TASK TO COMPLETE: Output all the entries word for word. Omit the pictures.

PROVIDED INFORMATION:
------------
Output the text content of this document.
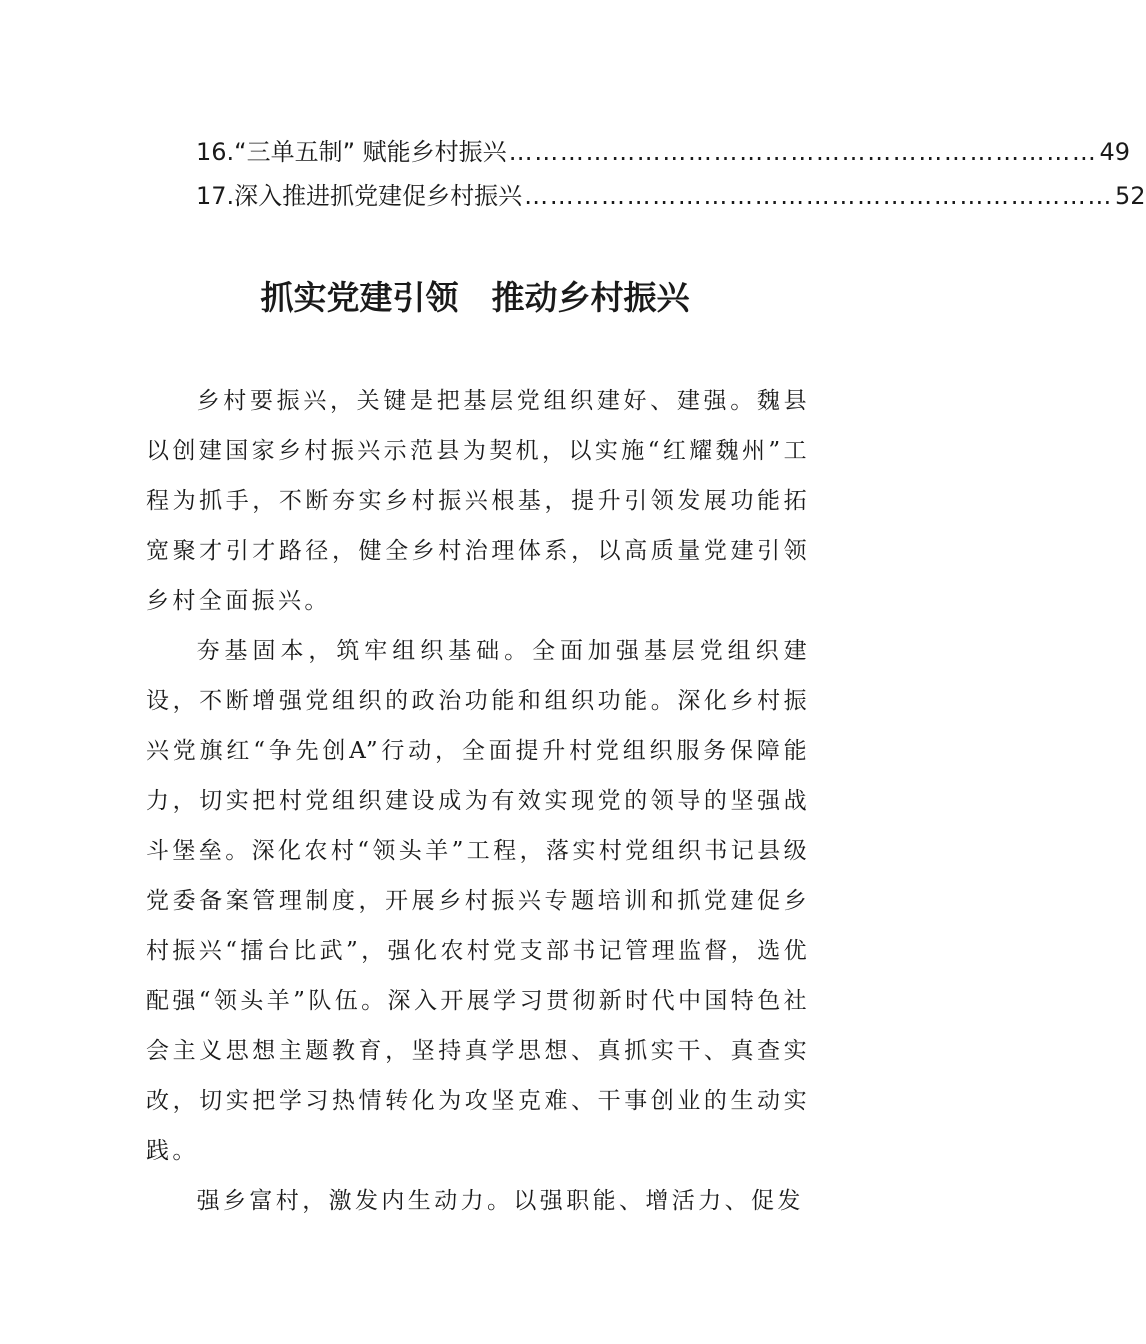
16. “三单五制” 赋能乡村振兴 …………………………………………………………… 49
17. 深入推进抓党建促乡村振兴 …………………………………………………………… 52
抓实党建引领　推动乡村振兴

乡村要振兴，关键是把基层党组织建好、建强。魏县以创建国家乡村振兴示范县为契机，以实施“红耀魏州”工程为抓手，不断夯实乡村振兴根基，提升引领发展功能拓宽聚才引才路径，健全乡村治理体系，以高质量党建引领乡村全面振兴。

夯基固本，筑牢组织基础。全面加强基层党组织建设，不断增强党组织的政治功能和组织功能。深化乡村振兴党旗红“争先创A”行动，全面提升村党组织服务保障能力，切实把村党组织建设成为有效实现党的领导的坚强战斗堡垒。深化农村“领头羊”工程，落实村党组织书记县级党委备案管理制度，开展乡村振兴专题培训和抓党建促乡村振兴“擂台比武”，强化农村党支部书记管理监督，选优配强“领头羊”队伍。深入开展学习贯彻新时代中国特色社会主义思想主题教育，坚持真学思想、真抓实干、真查实改，切实把学习热情转化为攻坚克难、干事创业的生动实践。

强乡富村，激发内生动力。以强职能、增活力、促发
------------
THE COMPLETED TASK:
Output the text content of this document.
16. “三单五制” 赋能乡村振兴 …………………………………………………………… 49
17. 深入推进抓党建促乡村振兴 …………………………………………………………… 52
抓实党建引领　推动乡村振兴

乡村要振兴，关键是把基层党组织建好、建强。魏县以创建国家乡村振兴示范县为契机，以实施“红耀魏州”工程为抓手，不断夯实乡村振兴根基，提升引领发展功能拓宽聚才引才路径，健全乡村治理体系，以高质量党建引领乡村全面振兴。

夯基固本，筑牢组织基础。全面加强基层党组织建设，不断增强党组织的政治功能和组织功能。深化乡村振兴党旗红“争先创A”行动，全面提升村党组织服务保障能力，切实把村党组织建设成为有效实现党的领导的坚强战斗堡垒。深化农村“领头羊”工程，落实村党组织书记县级党委备案管理制度，开展乡村振兴专题培训和抓党建促乡村振兴“擂台比武”，强化农村党支部书记管理监督，选优配强“领头羊”队伍。深入开展学习贯彻新时代中国特色社会主义思想主题教育，坚持真学思想、真抓实干、真查实改，切实把学习热情转化为攻坚克难、干事创业的生动实践。

强乡富村，激发内生动力。以强职能、增活力、促发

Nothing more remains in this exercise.